-- RECORDS SHOWN start --

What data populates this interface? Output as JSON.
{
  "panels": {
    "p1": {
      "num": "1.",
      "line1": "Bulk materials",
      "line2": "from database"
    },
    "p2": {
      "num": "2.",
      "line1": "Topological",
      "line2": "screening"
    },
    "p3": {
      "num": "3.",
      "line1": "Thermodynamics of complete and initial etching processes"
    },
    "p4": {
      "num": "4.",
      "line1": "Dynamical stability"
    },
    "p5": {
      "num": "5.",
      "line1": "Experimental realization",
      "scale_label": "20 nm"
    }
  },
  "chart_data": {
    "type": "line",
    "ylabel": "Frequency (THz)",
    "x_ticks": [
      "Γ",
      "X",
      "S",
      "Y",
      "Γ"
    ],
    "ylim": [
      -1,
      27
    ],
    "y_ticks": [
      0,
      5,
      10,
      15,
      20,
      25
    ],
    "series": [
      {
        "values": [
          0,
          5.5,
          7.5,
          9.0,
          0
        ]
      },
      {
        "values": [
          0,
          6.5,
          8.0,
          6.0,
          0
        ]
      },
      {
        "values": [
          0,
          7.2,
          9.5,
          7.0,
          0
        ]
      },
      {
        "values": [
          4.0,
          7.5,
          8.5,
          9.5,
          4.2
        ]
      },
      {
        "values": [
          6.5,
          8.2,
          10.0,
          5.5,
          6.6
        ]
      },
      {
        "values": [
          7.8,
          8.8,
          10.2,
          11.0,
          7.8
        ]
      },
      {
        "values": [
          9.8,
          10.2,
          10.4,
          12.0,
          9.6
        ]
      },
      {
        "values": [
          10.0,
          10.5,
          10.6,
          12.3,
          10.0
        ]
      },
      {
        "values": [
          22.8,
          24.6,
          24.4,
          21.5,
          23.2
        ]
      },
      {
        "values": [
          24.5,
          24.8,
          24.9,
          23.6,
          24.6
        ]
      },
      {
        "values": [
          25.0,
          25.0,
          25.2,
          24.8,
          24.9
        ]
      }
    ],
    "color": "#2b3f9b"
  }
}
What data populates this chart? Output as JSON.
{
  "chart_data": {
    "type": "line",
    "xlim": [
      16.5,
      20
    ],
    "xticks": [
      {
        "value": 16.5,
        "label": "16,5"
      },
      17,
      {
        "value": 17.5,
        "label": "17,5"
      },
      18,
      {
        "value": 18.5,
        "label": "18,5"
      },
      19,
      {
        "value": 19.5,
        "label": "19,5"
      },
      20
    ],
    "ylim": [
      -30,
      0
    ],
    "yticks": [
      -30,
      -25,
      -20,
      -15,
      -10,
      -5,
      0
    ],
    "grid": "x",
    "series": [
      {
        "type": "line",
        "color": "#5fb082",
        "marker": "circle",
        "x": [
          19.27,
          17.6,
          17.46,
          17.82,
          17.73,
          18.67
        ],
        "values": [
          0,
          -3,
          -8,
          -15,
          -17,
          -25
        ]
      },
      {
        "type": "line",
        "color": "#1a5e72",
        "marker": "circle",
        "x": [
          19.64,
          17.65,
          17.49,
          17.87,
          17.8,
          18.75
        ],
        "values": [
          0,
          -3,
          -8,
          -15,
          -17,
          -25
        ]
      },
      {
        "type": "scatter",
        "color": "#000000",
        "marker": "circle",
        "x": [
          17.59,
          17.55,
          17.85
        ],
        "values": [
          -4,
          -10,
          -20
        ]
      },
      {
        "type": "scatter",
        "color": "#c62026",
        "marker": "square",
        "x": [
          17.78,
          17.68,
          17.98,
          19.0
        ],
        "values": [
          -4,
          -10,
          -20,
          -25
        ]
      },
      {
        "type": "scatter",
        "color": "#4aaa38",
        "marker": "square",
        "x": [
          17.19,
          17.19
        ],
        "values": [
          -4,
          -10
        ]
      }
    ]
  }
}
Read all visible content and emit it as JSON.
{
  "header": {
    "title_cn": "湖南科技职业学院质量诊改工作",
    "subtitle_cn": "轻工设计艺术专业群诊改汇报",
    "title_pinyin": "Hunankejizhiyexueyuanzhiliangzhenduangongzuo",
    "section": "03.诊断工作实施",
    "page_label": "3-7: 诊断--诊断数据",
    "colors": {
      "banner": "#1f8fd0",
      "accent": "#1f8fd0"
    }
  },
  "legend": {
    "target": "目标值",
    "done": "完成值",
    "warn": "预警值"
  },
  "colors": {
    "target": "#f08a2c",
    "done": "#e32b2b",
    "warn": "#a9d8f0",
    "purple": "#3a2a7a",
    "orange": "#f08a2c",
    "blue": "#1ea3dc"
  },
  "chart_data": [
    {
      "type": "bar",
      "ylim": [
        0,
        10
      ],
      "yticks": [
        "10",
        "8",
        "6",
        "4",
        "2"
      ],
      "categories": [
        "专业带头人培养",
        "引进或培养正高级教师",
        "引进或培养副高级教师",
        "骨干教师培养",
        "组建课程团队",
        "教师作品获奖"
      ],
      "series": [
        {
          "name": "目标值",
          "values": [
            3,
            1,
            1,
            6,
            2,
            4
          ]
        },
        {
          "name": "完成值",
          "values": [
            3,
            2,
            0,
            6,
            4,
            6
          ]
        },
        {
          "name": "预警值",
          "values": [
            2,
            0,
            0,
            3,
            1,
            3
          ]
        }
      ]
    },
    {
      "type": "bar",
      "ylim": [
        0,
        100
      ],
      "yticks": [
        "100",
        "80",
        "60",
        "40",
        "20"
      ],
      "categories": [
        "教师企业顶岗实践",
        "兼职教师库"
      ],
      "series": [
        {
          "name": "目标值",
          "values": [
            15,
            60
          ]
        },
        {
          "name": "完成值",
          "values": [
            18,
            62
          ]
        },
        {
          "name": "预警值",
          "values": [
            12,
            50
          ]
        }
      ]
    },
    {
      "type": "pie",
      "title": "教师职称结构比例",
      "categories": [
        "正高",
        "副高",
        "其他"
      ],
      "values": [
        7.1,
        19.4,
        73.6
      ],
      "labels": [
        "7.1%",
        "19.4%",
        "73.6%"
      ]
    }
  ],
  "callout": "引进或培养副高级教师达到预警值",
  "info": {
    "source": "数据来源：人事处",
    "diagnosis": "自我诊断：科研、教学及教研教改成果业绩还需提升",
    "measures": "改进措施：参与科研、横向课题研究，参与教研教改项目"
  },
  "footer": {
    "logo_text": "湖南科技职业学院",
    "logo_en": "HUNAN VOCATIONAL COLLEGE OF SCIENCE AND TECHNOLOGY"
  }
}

-- RECORDS SHOWN end --

- **PROBLEM DESCRIPTION**
Print every record above exactly as written.

- **EXPECTED ANSWER**
What data populates this interface? Output as JSON.
{
  "panels": {
    "p1": {
      "num": "1.",
      "line1": "Bulk materials",
      "line2": "from database"
    },
    "p2": {
      "num": "2.",
      "line1": "Topological",
      "line2": "screening"
    },
    "p3": {
      "num": "3.",
      "line1": "Thermodynamics of complete and initial etching processes"
    },
    "p4": {
      "num": "4.",
      "line1": "Dynamical stability"
    },
    "p5": {
      "num": "5.",
      "line1": "Experimental realization",
      "scale_label": "20 nm"
    }
  },
  "chart_data": {
    "type": "line",
    "ylabel": "Frequency (THz)",
    "x_ticks": [
      "Γ",
      "X",
      "S",
      "Y",
      "Γ"
    ],
    "ylim": [
      -1,
      27
    ],
    "y_ticks": [
      0,
      5,
      10,
      15,
      20,
      25
    ],
    "series": [
      {
        "values": [
          0,
          5.5,
          7.5,
          9.0,
          0
        ]
      },
      {
        "values": [
          0,
          6.5,
          8.0,
          6.0,
          0
        ]
      },
      {
        "values": [
          0,
          7.2,
          9.5,
          7.0,
          0
        ]
      },
      {
        "values": [
          4.0,
          7.5,
          8.5,
          9.5,
          4.2
        ]
      },
      {
        "values": [
          6.5,
          8.2,
          10.0,
          5.5,
          6.6
        ]
      },
      {
        "values": [
          7.8,
          8.8,
          10.2,
          11.0,
          7.8
        ]
      },
      {
        "values": [
          9.8,
          10.2,
          10.4,
          12.0,
          9.6
        ]
      },
      {
        "values": [
          10.0,
          10.5,
          10.6,
          12.3,
          10.0
        ]
      },
      {
        "values": [
          22.8,
          24.6,
          24.4,
          21.5,
          23.2
        ]
      },
      {
        "values": [
          24.5,
          24.8,
          24.9,
          23.6,
          24.6
        ]
      },
      {
        "values": [
          25.0,
          25.0,
          25.2,
          24.8,
          24.9
        ]
      }
    ],
    "color": "#2b3f9b"
  }
}
What data populates this chart? Output as JSON.
{
  "chart_data": {
    "type": "line",
    "xlim": [
      16.5,
      20
    ],
    "xticks": [
      {
        "value": 16.5,
        "label": "16,5"
      },
      17,
      {
        "value": 17.5,
        "label": "17,5"
      },
      18,
      {
        "value": 18.5,
        "label": "18,5"
      },
      19,
      {
        "value": 19.5,
        "label": "19,5"
      },
      20
    ],
    "ylim": [
      -30,
      0
    ],
    "yticks": [
      -30,
      -25,
      -20,
      -15,
      -10,
      -5,
      0
    ],
    "grid": "x",
    "series": [
      {
        "type": "line",
        "color": "#5fb082",
        "marker": "circle",
        "x": [
          19.27,
          17.6,
          17.46,
          17.82,
          17.73,
          18.67
        ],
        "values": [
          0,
          -3,
          -8,
          -15,
          -17,
          -25
        ]
      },
      {
        "type": "line",
        "color": "#1a5e72",
        "marker": "circle",
        "x": [
          19.64,
          17.65,
          17.49,
          17.87,
          17.8,
          18.75
        ],
        "values": [
          0,
          -3,
          -8,
          -15,
          -17,
          -25
        ]
      },
      {
        "type": "scatter",
        "color": "#000000",
        "marker": "circle",
        "x": [
          17.59,
          17.55,
          17.85
        ],
        "values": [
          -4,
          -10,
          -20
        ]
      },
      {
        "type": "scatter",
        "color": "#c62026",
        "marker": "square",
        "x": [
          17.78,
          17.68,
          17.98,
          19.0
        ],
        "values": [
          -4,
          -10,
          -20,
          -25
        ]
      },
      {
        "type": "scatter",
        "color": "#4aaa38",
        "marker": "square",
        "x": [
          17.19,
          17.19
        ],
        "values": [
          -4,
          -10
        ]
      }
    ]
  }
}
Read all visible content and emit it as JSON.
{
  "header": {
    "title_cn": "湖南科技职业学院质量诊改工作",
    "subtitle_cn": "轻工设计艺术专业群诊改汇报",
    "title_pinyin": "Hunankejizhiyexueyuanzhiliangzhenduangongzuo",
    "section": "03.诊断工作实施",
    "page_label": "3-7: 诊断--诊断数据",
    "colors": {
      "banner": "#1f8fd0",
      "accent": "#1f8fd0"
    }
  },
  "legend": {
    "target": "目标值",
    "done": "完成值",
    "warn": "预警值"
  },
  "colors": {
    "target": "#f08a2c",
    "done": "#e32b2b",
    "warn": "#a9d8f0",
    "purple": "#3a2a7a",
    "orange": "#f08a2c",
    "blue": "#1ea3dc"
  },
  "chart_data": [
    {
      "type": "bar",
      "ylim": [
        0,
        10
      ],
      "yticks": [
        "10",
        "8",
        "6",
        "4",
        "2"
      ],
      "categories": [
        "专业带头人培养",
        "引进或培养正高级教师",
        "引进或培养副高级教师",
        "骨干教师培养",
        "组建课程团队",
        "教师作品获奖"
      ],
      "series": [
        {
          "name": "目标值",
          "values": [
            3,
            1,
            1,
            6,
            2,
            4
          ]
        },
        {
          "name": "完成值",
          "values": [
            3,
            2,
            0,
            6,
            4,
            6
          ]
        },
        {
          "name": "预警值",
          "values": [
            2,
            0,
            0,
            3,
            1,
            3
          ]
        }
      ]
    },
    {
      "type": "bar",
      "ylim": [
        0,
        100
      ],
      "yticks": [
        "100",
        "80",
        "60",
        "40",
        "20"
      ],
      "categories": [
        "教师企业顶岗实践",
        "兼职教师库"
      ],
      "series": [
        {
          "name": "目标值",
          "values": [
            15,
            60
          ]
        },
        {
          "name": "完成值",
          "values": [
            18,
            62
          ]
        },
        {
          "name": "预警值",
          "values": [
            12,
            50
          ]
        }
      ]
    },
    {
      "type": "pie",
      "title": "教师职称结构比例",
      "categories": [
        "正高",
        "副高",
        "其他"
      ],
      "values": [
        7.1,
        19.4,
        73.6
      ],
      "labels": [
        "7.1%",
        "19.4%",
        "73.6%"
      ]
    }
  ],
  "callout": "引进或培养副高级教师达到预警值",
  "info": {
    "source": "数据来源：人事处",
    "diagnosis": "自我诊断：科研、教学及教研教改成果业绩还需提升",
    "measures": "改进措施：参与科研、横向课题研究，参与教研教改项目"
  },
  "footer": {
    "logo_text": "湖南科技职业学院",
    "logo_en": "HUNAN VOCATIONAL COLLEGE OF SCIENCE AND TECHNOLOGY"
  }
}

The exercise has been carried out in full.